··· Recorded information
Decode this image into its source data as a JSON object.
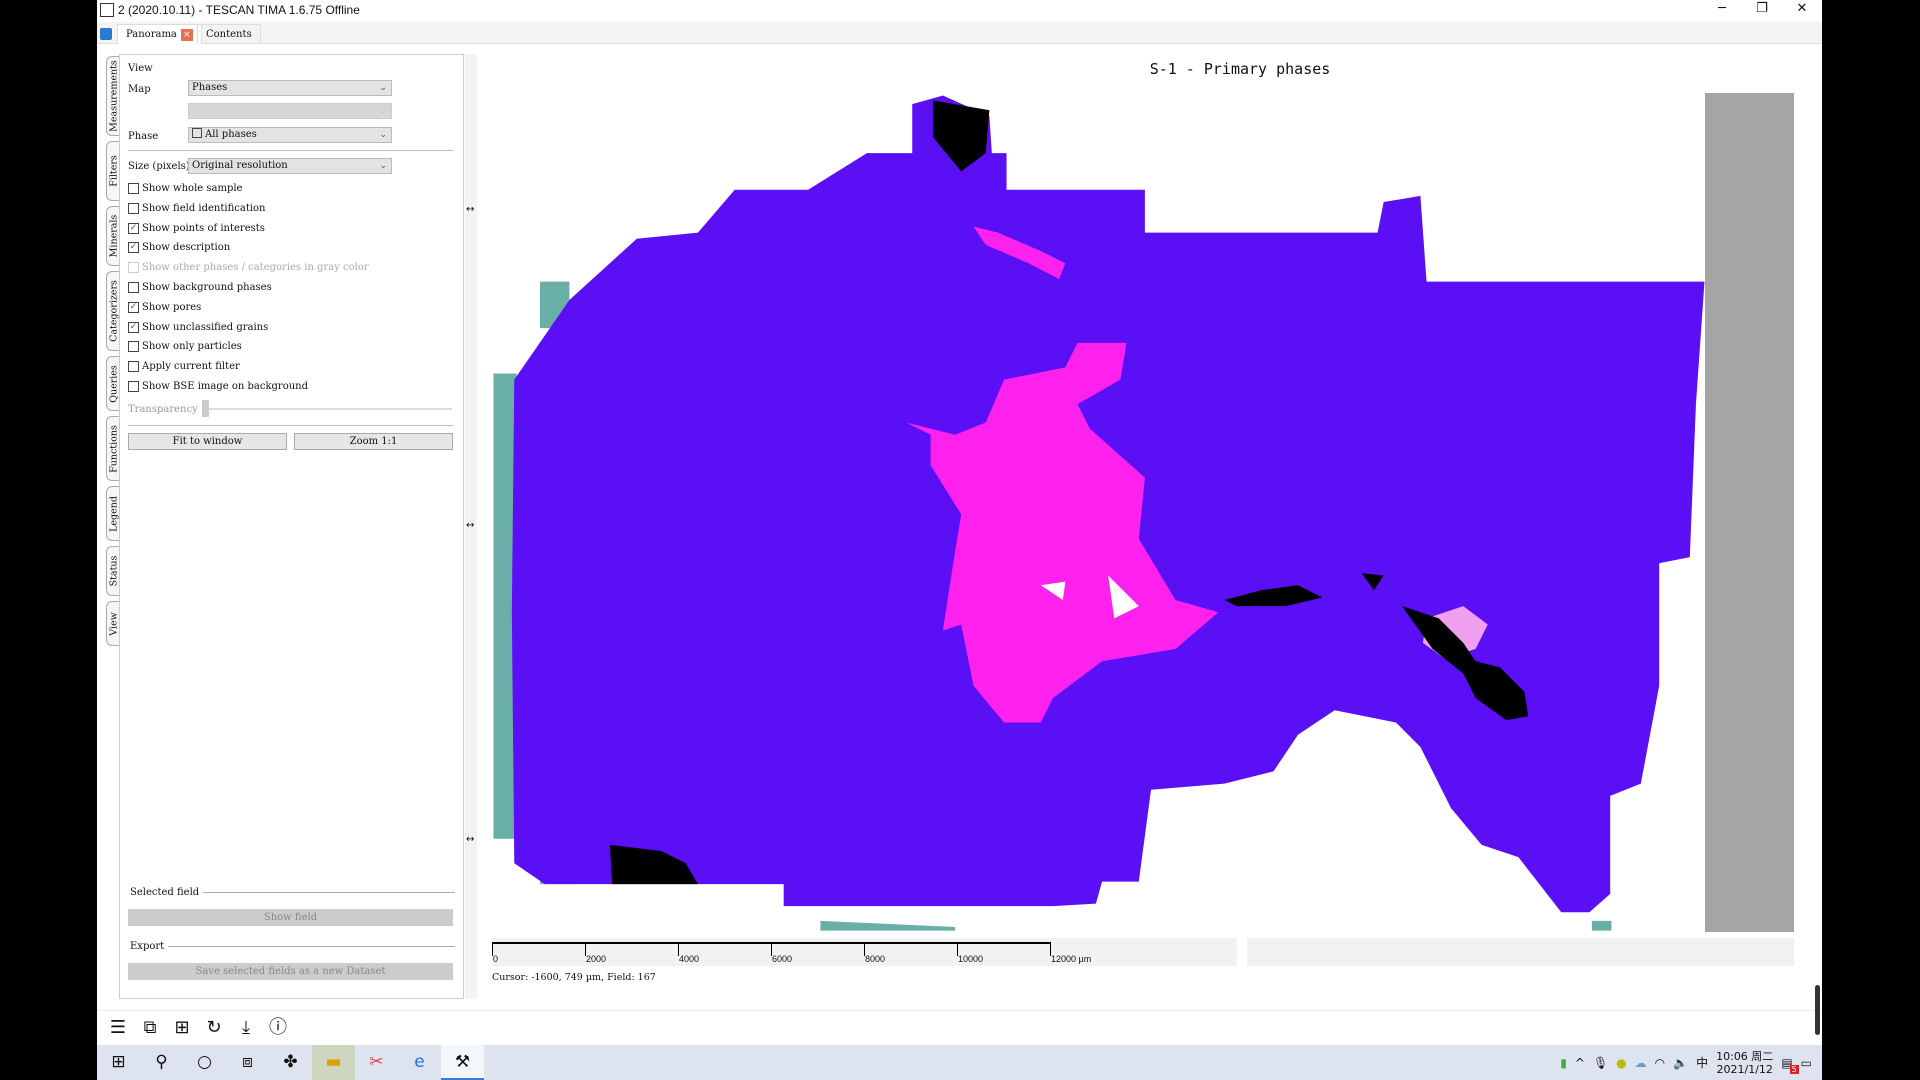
{
  "window": {
    "title": "2 (2020.10.11) - TESCAN TIMA 1.6.75 Offline",
    "minimize": "─",
    "restore": "❐",
    "close": "✕"
  },
  "tabs": [
    {
      "label": "Panorama",
      "close": "×"
    },
    {
      "label": "Contents"
    }
  ],
  "side_tabs": [
    "Measurements",
    "Filters",
    "Minerals",
    "Categorizers",
    "Queries",
    "Functions",
    "Legend",
    "Status",
    "View"
  ],
  "panel": {
    "view_label": "View",
    "map_label": "Map",
    "map_value": "Phases",
    "map_sub_value": "",
    "phase_label": "Phase",
    "phase_value": "All phases",
    "size_label": "Size (pixels)",
    "size_value": "Original resolution",
    "checkboxes": [
      {
        "label": "Show whole sample",
        "checked": false,
        "enabled": true
      },
      {
        "label": "Show field identification",
        "checked": false,
        "enabled": true
      },
      {
        "label": "Show points of interests",
        "checked": true,
        "enabled": true
      },
      {
        "label": "Show description",
        "checked": true,
        "enabled": true
      },
      {
        "label": "Show other phases / categories in gray color",
        "checked": false,
        "enabled": false
      },
      {
        "label": "Show background phases",
        "checked": false,
        "enabled": true
      },
      {
        "label": "Show pores",
        "checked": true,
        "enabled": true
      },
      {
        "label": "Show unclassified grains",
        "checked": true,
        "enabled": true
      },
      {
        "label": "Show only particles",
        "checked": false,
        "enabled": true
      },
      {
        "label": "Apply current filter",
        "checked": false,
        "enabled": true
      },
      {
        "label": "Show BSE image on background",
        "checked": false,
        "enabled": true
      }
    ],
    "transparency_label": "Transparency",
    "transparency_value": 0,
    "fit_button": "Fit to window",
    "zoom_button": "Zoom 1:1",
    "selected_field_label": "Selected field",
    "show_field_button": "Show field",
    "export_label": "Export",
    "save_button": "Save selected fields as a new Dataset"
  },
  "map": {
    "title": "S-1 - Primary phases",
    "scale_ticks": [
      "0",
      "2000",
      "4000",
      "6000",
      "8000",
      "10000",
      "12000 µm"
    ],
    "cursor_text": "Cursor: -1600, 749 µm, Field: 167",
    "colors": {
      "main_phase": "#5a0ff5",
      "secondary_phase": "#ff22ee",
      "background": "#6aaea8",
      "pores": "#000000",
      "light_phase": "#f0a0f0"
    }
  },
  "toolbar_icons": [
    "menu-icon",
    "layers-icon",
    "panel-icon",
    "refresh-icon",
    "download-icon",
    "help-icon"
  ],
  "taskbar": {
    "time": "10:06 周二",
    "date": "2021/1/12",
    "ime": "中",
    "badge": "5"
  }
}
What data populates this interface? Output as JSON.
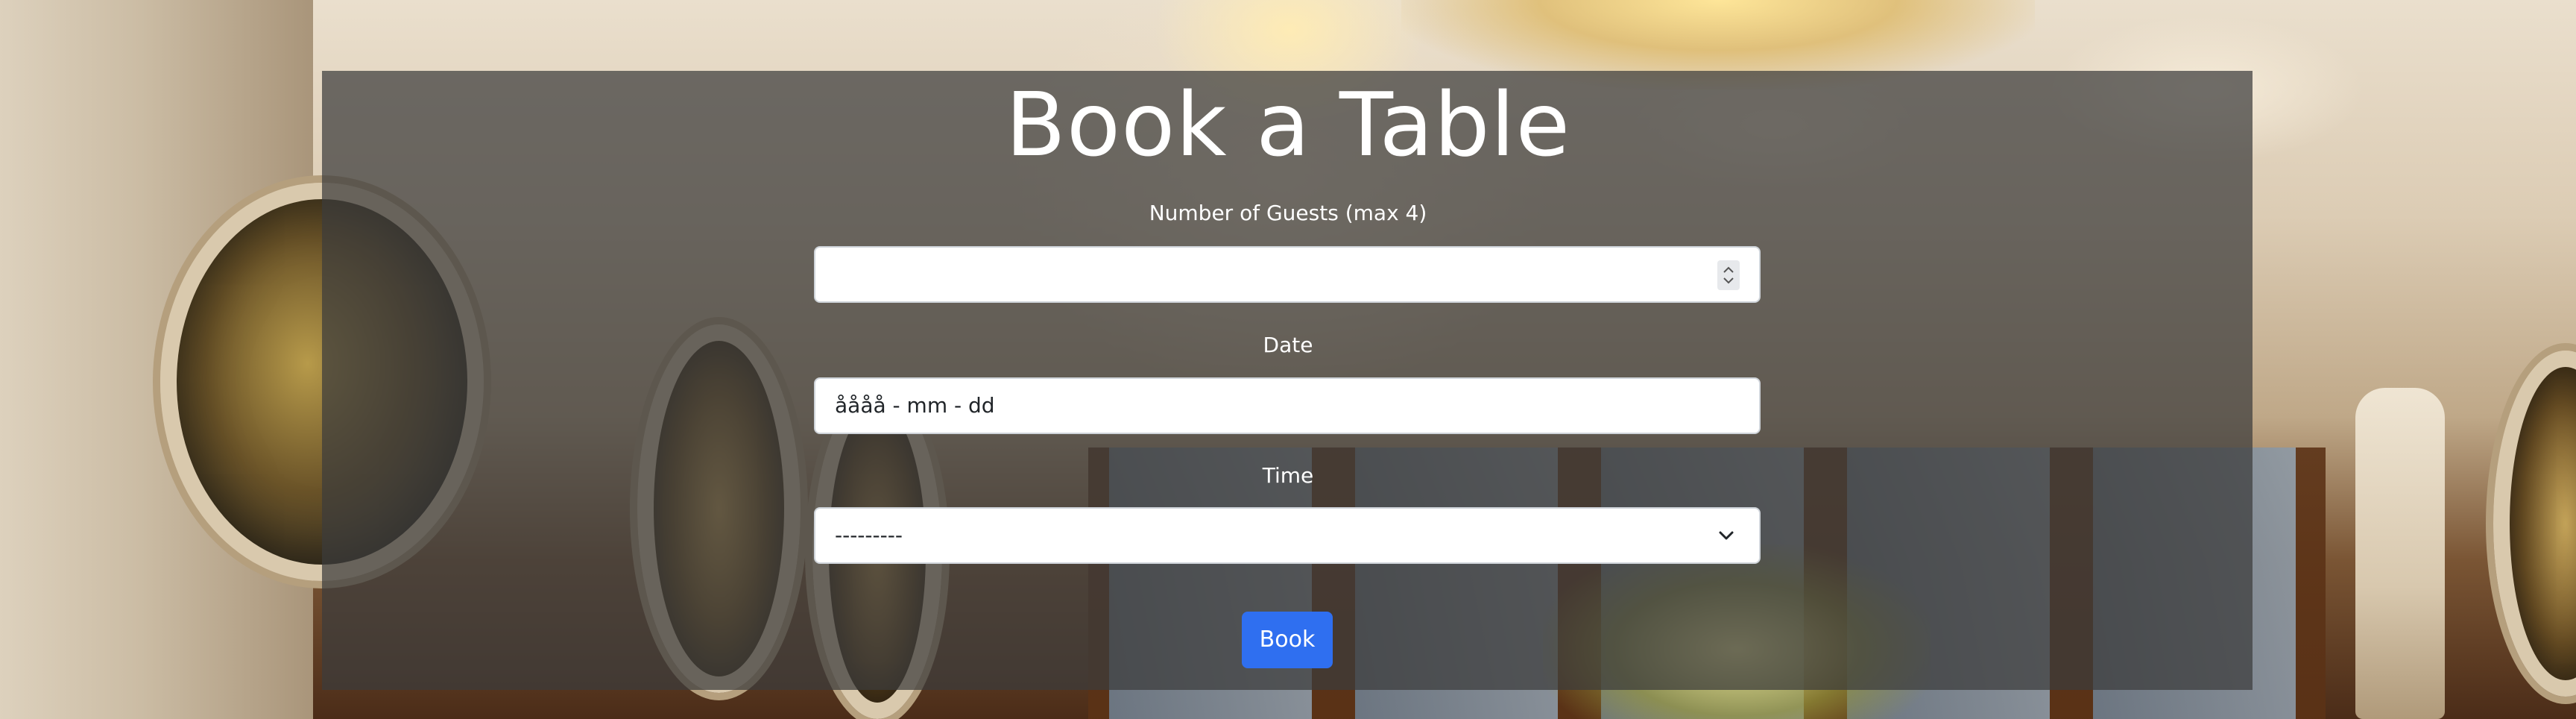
······
_Given request_.
Establish how many lines of the records contain the string "Show" and state that number without elaboration.

_Response_.
11